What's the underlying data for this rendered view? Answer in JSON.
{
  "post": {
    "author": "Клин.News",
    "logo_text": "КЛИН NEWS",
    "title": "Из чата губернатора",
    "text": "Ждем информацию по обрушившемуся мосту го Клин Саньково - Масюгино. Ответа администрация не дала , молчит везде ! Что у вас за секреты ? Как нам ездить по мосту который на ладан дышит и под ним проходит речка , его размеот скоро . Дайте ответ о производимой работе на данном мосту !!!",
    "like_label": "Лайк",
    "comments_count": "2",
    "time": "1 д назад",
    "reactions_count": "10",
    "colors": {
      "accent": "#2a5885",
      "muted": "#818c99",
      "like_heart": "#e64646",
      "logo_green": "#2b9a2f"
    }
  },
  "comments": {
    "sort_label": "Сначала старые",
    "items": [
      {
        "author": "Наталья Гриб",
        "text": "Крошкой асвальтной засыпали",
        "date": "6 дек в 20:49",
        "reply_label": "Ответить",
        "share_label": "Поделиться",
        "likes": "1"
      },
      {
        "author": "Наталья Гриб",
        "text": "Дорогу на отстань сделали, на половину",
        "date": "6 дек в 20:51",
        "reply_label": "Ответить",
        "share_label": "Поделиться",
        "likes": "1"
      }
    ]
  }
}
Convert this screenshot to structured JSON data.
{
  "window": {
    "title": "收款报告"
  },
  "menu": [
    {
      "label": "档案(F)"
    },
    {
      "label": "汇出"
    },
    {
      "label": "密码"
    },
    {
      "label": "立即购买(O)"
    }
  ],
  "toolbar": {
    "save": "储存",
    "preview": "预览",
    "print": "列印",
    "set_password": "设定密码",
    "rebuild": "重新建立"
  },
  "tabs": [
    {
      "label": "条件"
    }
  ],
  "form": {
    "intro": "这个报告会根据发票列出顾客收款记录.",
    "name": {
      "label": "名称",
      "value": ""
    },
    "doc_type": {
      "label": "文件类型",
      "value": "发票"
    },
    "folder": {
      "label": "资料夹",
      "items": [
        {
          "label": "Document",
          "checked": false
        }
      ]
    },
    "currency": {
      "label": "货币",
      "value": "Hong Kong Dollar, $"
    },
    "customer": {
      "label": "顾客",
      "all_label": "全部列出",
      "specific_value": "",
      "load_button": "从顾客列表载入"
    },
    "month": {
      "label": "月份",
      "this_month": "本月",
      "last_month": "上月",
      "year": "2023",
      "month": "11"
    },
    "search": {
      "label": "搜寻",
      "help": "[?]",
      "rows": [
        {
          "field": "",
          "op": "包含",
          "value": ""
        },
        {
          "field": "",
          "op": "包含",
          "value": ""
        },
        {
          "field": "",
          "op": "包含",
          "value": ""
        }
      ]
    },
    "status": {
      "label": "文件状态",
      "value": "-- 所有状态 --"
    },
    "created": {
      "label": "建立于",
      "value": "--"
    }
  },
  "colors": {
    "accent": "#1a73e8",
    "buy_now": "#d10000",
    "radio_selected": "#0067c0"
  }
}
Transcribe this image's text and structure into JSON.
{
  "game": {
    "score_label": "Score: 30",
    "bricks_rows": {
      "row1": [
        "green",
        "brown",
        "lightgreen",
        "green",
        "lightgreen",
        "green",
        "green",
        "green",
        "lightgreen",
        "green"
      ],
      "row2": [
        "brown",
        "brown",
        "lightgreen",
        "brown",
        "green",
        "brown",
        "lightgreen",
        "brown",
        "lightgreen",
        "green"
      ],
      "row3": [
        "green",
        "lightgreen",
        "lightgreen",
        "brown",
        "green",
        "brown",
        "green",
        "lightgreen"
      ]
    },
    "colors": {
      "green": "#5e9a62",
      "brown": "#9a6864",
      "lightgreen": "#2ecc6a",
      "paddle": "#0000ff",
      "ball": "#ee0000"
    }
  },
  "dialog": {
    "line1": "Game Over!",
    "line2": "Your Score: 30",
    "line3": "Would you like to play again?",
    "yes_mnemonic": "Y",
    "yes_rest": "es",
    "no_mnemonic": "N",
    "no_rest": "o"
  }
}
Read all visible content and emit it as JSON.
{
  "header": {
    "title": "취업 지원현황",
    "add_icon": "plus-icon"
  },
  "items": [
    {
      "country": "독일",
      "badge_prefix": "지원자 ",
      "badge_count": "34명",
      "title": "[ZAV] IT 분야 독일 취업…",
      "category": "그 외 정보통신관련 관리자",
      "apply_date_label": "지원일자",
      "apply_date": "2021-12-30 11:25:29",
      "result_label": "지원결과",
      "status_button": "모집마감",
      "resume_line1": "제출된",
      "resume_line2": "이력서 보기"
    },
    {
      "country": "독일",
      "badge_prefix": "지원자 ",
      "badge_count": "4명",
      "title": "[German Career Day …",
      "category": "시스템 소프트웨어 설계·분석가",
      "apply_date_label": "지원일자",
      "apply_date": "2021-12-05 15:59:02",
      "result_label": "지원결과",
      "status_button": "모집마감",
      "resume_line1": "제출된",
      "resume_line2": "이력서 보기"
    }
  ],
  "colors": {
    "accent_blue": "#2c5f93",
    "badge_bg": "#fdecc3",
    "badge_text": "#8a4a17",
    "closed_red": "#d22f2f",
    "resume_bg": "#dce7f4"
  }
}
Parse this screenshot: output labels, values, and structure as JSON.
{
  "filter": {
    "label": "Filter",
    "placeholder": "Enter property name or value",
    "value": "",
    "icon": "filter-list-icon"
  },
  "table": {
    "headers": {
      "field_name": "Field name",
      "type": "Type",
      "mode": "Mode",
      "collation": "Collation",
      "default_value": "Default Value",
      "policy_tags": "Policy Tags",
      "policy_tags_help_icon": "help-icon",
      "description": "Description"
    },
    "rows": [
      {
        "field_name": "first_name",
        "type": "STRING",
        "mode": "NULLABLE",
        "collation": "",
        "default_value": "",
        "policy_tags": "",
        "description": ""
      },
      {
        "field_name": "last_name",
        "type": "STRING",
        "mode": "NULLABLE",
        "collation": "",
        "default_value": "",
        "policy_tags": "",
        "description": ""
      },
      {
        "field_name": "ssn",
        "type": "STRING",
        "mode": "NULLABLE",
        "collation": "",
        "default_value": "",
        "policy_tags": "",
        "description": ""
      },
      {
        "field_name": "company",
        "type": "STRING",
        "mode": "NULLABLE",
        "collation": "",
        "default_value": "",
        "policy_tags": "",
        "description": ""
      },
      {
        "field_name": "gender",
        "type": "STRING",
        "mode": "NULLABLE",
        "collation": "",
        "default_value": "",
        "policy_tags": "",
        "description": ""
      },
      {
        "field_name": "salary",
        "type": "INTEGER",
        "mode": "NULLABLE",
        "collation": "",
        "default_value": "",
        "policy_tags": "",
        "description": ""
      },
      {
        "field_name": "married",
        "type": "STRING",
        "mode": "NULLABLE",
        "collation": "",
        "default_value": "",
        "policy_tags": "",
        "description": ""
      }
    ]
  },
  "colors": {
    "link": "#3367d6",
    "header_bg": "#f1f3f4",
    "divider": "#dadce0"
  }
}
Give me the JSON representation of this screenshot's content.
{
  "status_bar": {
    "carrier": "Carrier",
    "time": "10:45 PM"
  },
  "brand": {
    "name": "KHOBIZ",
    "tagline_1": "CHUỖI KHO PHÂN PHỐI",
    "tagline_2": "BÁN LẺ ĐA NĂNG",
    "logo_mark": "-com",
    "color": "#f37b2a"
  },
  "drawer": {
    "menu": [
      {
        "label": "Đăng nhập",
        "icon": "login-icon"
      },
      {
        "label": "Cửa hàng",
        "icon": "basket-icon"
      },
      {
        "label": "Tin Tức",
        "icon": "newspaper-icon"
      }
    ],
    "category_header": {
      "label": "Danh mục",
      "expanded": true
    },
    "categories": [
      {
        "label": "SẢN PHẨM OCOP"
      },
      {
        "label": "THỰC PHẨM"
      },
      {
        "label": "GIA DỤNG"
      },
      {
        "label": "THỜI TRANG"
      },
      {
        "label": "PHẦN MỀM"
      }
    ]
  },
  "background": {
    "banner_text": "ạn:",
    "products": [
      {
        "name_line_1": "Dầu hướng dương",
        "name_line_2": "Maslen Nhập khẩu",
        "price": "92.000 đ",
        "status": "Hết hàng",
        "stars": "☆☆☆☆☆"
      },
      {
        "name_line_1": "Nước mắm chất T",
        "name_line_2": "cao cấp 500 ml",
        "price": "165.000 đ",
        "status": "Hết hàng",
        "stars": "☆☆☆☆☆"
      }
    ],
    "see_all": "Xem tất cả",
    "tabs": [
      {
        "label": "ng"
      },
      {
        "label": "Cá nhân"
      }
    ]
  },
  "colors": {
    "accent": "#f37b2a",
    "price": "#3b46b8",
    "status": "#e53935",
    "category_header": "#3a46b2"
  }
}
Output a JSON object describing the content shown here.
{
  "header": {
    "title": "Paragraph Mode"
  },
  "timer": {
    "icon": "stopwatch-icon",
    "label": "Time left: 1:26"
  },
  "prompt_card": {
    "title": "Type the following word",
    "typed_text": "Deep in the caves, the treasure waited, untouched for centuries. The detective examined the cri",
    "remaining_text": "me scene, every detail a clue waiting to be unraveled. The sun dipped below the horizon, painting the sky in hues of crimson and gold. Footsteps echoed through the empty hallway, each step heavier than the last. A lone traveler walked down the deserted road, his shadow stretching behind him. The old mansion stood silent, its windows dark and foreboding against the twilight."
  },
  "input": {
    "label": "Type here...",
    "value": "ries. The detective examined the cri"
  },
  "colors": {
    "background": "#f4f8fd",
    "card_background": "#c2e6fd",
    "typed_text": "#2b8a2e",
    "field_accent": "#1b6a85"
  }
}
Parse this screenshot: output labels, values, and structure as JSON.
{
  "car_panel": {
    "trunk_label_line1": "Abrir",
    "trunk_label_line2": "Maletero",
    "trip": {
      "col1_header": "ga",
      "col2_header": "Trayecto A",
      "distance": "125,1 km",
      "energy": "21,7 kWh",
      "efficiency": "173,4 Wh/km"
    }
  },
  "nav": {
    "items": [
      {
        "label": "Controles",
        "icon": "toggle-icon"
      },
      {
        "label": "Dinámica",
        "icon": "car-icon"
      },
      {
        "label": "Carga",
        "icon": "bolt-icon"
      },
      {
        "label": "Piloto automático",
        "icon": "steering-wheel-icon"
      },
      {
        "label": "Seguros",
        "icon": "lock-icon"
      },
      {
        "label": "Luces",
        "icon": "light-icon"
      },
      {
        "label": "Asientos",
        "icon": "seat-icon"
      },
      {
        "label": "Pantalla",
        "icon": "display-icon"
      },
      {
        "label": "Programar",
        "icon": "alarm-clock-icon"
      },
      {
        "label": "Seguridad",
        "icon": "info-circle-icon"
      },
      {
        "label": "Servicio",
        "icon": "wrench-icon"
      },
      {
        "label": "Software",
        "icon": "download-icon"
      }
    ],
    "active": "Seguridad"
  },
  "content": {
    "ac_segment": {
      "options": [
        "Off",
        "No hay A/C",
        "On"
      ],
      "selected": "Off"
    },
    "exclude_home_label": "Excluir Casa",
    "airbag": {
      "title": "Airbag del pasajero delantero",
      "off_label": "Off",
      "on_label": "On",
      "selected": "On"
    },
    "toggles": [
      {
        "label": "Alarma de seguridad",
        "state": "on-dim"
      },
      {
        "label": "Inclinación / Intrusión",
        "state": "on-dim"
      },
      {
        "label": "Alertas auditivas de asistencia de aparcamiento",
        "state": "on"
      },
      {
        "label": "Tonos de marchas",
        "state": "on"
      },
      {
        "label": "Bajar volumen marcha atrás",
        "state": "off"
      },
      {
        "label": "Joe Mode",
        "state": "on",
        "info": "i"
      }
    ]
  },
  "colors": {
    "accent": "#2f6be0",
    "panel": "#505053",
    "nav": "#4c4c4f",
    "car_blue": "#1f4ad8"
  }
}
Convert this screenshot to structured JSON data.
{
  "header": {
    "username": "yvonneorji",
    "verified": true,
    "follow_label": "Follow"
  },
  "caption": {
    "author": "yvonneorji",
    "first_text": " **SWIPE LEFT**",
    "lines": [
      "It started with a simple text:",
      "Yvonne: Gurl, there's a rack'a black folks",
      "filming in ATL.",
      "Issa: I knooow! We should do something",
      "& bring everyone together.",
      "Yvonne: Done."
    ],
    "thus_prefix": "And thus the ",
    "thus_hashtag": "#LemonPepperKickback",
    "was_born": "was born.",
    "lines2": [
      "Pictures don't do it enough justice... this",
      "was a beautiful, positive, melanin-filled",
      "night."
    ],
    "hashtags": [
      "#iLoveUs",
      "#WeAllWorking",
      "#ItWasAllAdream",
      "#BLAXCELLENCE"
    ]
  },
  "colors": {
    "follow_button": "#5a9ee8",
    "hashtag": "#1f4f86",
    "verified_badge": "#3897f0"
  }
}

### The exercise
Above are lines of data; state how many of them contain the word "author", with no other output.

### The completed task
4